● THE REQUEST: Collect all lines from the listing that include the string "Plus".

Saved data entries:
------------------------

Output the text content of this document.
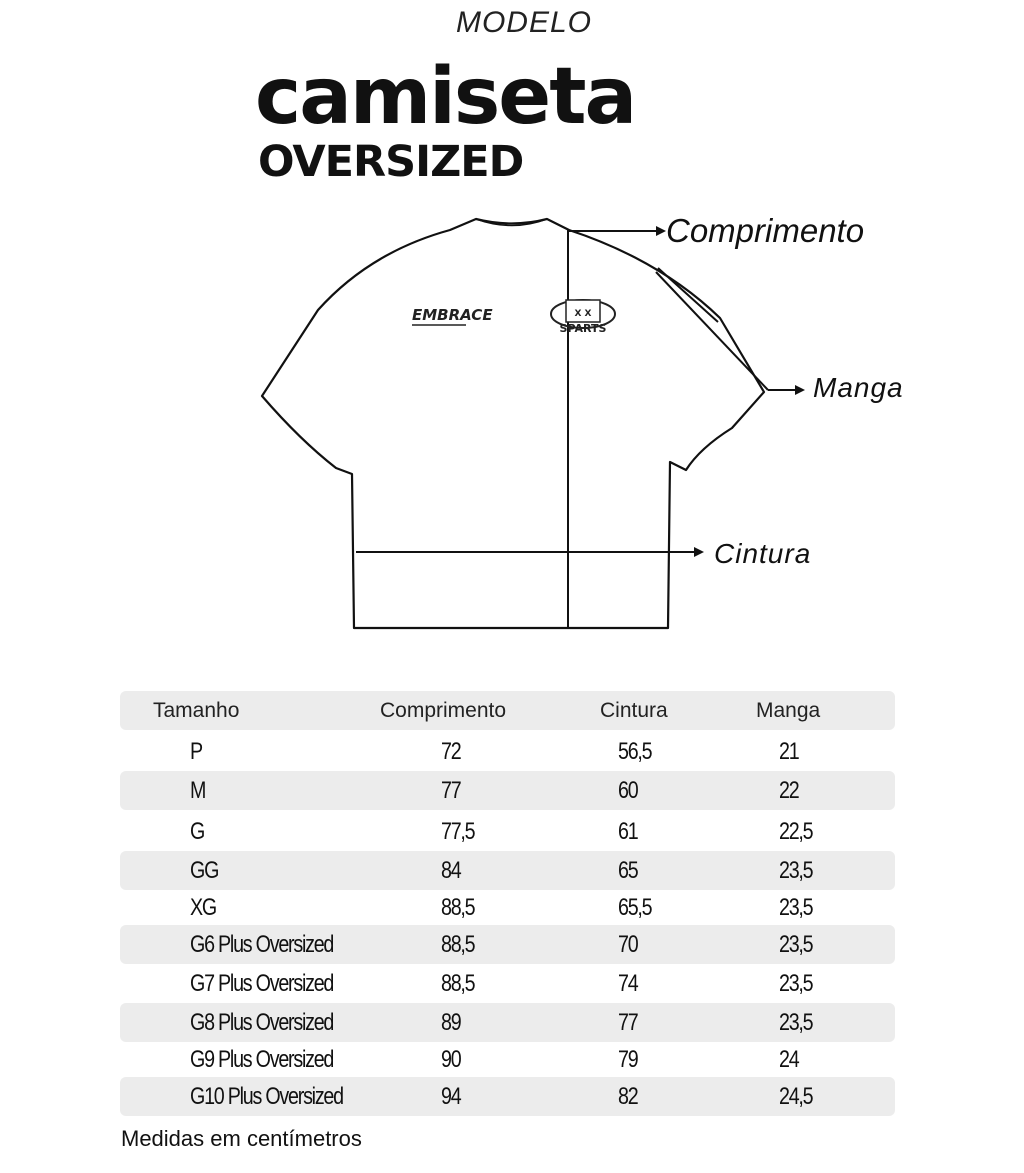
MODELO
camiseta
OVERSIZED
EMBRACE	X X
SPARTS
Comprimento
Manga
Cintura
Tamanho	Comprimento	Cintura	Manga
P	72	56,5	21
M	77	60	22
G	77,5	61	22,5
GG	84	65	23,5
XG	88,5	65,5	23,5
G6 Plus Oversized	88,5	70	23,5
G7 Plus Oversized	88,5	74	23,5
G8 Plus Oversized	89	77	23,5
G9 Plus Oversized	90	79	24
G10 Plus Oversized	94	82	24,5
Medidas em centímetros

------------------------

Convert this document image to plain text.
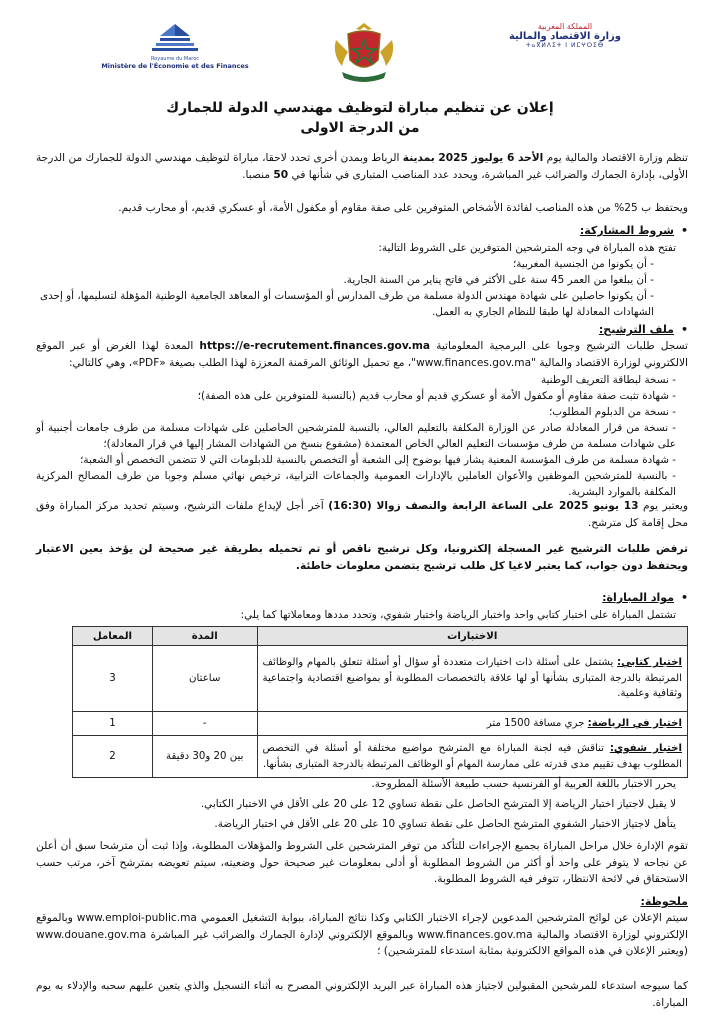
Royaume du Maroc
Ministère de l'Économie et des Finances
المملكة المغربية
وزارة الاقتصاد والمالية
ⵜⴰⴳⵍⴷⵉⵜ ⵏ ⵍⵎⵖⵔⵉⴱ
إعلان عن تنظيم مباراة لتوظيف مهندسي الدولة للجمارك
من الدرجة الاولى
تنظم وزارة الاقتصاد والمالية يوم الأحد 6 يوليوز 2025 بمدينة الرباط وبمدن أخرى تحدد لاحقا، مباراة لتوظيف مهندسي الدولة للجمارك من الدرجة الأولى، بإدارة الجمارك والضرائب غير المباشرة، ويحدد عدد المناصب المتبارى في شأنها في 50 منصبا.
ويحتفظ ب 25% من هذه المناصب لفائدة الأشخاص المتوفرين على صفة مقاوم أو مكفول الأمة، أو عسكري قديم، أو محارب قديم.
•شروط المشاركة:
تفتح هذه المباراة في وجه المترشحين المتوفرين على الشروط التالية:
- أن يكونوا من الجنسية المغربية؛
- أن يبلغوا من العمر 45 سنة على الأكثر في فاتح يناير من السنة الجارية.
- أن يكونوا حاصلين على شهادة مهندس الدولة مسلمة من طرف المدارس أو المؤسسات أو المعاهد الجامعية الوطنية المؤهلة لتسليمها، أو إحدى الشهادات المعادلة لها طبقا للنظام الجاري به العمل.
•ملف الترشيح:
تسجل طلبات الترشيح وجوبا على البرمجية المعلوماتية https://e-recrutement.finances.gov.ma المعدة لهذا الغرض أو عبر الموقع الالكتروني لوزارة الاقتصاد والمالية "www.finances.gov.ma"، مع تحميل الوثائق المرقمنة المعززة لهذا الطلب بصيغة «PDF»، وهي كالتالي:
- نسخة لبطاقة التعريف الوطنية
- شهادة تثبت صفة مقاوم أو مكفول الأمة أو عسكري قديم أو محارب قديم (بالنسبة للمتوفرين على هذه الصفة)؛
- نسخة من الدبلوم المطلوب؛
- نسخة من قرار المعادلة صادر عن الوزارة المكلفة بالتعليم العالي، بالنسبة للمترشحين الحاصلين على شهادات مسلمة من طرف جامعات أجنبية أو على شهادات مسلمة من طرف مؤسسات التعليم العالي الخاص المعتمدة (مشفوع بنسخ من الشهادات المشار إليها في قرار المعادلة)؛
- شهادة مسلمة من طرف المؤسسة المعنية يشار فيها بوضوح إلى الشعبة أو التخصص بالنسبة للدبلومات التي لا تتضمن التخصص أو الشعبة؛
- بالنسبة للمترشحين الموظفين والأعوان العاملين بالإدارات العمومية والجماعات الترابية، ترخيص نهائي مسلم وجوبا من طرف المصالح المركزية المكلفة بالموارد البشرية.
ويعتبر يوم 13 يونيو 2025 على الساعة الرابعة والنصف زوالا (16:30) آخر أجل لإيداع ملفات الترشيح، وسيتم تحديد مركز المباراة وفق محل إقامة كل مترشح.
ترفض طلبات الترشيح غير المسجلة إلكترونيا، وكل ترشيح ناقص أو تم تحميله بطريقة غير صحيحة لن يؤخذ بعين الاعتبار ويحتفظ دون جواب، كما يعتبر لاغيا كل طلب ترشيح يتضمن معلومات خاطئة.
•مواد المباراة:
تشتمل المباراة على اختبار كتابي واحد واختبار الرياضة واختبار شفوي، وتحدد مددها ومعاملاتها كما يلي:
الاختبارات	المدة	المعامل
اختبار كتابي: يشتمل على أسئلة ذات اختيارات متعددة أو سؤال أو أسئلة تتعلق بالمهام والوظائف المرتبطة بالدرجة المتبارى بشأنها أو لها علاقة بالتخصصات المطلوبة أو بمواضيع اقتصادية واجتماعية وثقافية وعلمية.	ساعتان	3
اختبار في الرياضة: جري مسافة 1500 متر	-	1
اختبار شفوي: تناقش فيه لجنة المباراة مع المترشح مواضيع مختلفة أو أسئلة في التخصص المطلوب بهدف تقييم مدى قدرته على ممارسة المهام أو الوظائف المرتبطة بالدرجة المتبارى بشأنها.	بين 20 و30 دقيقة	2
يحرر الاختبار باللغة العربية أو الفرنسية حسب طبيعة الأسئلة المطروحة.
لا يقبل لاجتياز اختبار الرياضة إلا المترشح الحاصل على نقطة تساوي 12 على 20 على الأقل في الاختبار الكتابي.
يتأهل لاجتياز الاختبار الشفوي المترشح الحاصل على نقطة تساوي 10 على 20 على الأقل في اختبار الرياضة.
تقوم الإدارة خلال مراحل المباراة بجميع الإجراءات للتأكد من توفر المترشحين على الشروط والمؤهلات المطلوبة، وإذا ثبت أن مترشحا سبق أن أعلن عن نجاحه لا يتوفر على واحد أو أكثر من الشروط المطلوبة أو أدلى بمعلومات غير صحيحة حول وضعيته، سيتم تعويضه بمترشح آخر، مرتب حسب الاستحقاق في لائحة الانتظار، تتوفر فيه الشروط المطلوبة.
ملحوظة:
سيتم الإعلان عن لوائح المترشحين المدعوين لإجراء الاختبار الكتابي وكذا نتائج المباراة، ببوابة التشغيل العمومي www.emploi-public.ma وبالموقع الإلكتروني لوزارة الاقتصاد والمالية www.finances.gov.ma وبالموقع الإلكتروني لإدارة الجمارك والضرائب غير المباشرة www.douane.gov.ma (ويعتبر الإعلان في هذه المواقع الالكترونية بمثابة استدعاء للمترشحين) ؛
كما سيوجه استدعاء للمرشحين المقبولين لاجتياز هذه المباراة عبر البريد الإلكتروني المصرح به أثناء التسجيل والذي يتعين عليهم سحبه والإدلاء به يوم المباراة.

------------------------

● RESPONSE BELOW:
G6 Plus Oversized	88,5	70	23,5
G7 Plus Oversized	88,5	74	23,5
G8 Plus Oversized	89	77	23,5
G9 Plus Oversized	90	79	24
G10 Plus Oversized	94	82	24,5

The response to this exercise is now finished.